━━━ Input rows
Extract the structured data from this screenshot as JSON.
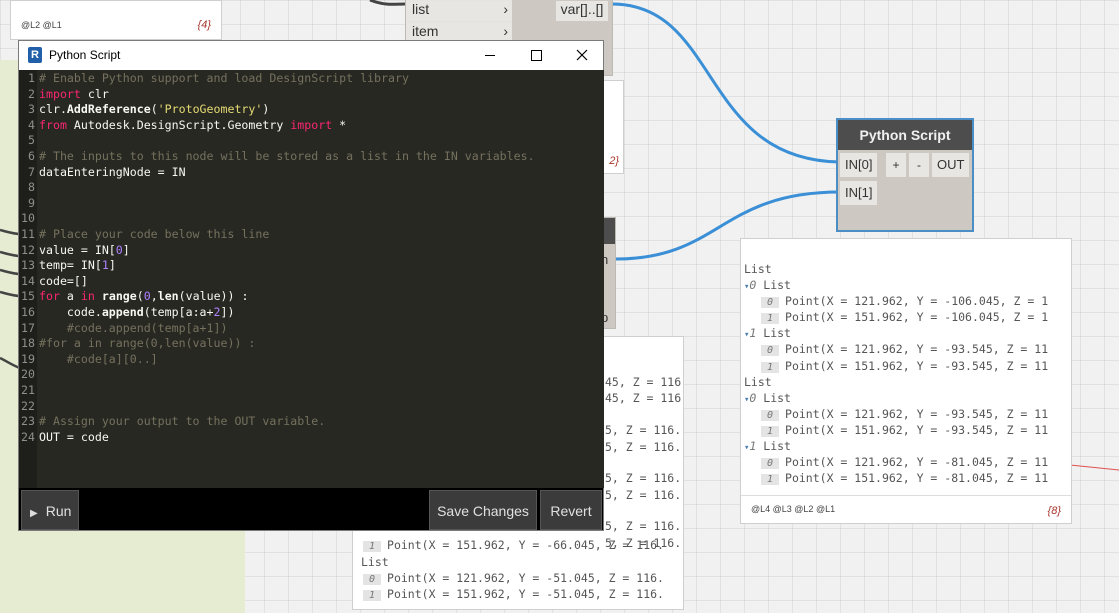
{
  "background": {
    "top_node": {
      "ports": [
        "list",
        "item"
      ],
      "output": "var[]..[]"
    },
    "top_left_watch": {
      "levels": "@L2 @L1",
      "count": "{4}"
    },
    "mid_watch": {
      "count_fragment": "2}"
    },
    "hidden_node": {
      "fragments": [
        "n",
        "p"
      ]
    }
  },
  "editor": {
    "title": "Python Script",
    "logo_letter": "R",
    "buttons": {
      "run": "Run",
      "save": "Save Changes",
      "revert": "Revert"
    },
    "lines": [
      "# Enable Python support and load DesignScript library",
      "import clr",
      "clr.AddReference('ProtoGeometry')",
      "from Autodesk.DesignScript.Geometry import *",
      "",
      "# The inputs to this node will be stored as a list in the IN variables.",
      "dataEnteringNode = IN",
      "",
      "",
      "",
      "# Place your code below this line",
      "value = IN[0]",
      "temp= IN[1]",
      "code=[]",
      "for a in range(0,len(value)) :",
      "    code.append(temp[a:a+2])",
      "    #code.append(temp[a+1])",
      "#for a in range(0,len(value)) :",
      "    #code[a][0..]",
      "",
      "",
      "",
      "# Assign your output to the OUT variable.",
      "OUT = code"
    ]
  },
  "python_node": {
    "title": "Python Script",
    "inputs": [
      "IN[0]",
      "IN[1]"
    ],
    "add_label": "+",
    "remove_label": "-",
    "output": "OUT"
  },
  "right_watch": {
    "header": "List",
    "rows": [
      {
        "kind": "list",
        "idx": "0",
        "label": "List"
      },
      {
        "kind": "item",
        "idx": "0",
        "text": "Point(X = 121.962, Y = -106.045, Z = 1"
      },
      {
        "kind": "item",
        "idx": "1",
        "text": "Point(X = 151.962, Y = -106.045, Z = 1"
      },
      {
        "kind": "list",
        "idx": "1",
        "label": "List"
      },
      {
        "kind": "item",
        "idx": "0",
        "text": "Point(X = 121.962, Y = -93.545, Z = 11"
      },
      {
        "kind": "item",
        "idx": "1",
        "text": "Point(X = 151.962, Y = -93.545, Z = 11"
      },
      {
        "kind": "header",
        "label": "List"
      },
      {
        "kind": "list",
        "idx": "0",
        "label": "List"
      },
      {
        "kind": "item",
        "idx": "0",
        "text": "Point(X = 121.962, Y = -93.545, Z = 11"
      },
      {
        "kind": "item",
        "idx": "1",
        "text": "Point(X = 151.962, Y = -93.545, Z = 11"
      },
      {
        "kind": "list",
        "idx": "1",
        "label": "List"
      },
      {
        "kind": "item",
        "idx": "0",
        "text": "Point(X = 121.962, Y = -81.045, Z = 11"
      },
      {
        "kind": "item",
        "idx": "1",
        "text": "Point(X = 151.962, Y = -81.045, Z = 11"
      }
    ],
    "levels": "@L4 @L3 @L2 @L1",
    "count": "{8}"
  },
  "bottom_watch": {
    "rows": [
      {
        "text": "45, Z = 116"
      },
      {
        "text": "45, Z = 116"
      },
      {
        "text": "5, Z = 116."
      },
      {
        "text": "5, Z = 116."
      },
      {
        "text": "5, Z = 116."
      },
      {
        "text": "5, Z = 116."
      },
      {
        "text": "5, Z = 116."
      },
      {
        "text": "5, Z = 116."
      },
      {
        "idx": "1",
        "text": "Point(X = 151.962, Y = -66.045, Z = 116."
      },
      {
        "header": "List"
      },
      {
        "idx": "0",
        "text": "Point(X = 121.962, Y = -51.045, Z = 116."
      },
      {
        "idx": "1",
        "text": "Point(X = 151.962, Y = -51.045, Z = 116."
      }
    ]
  }
}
━━━━━━
Requirements: Report the number of lines in the entries above that include the string "header". Give nothing but the number.

Expected answer: 3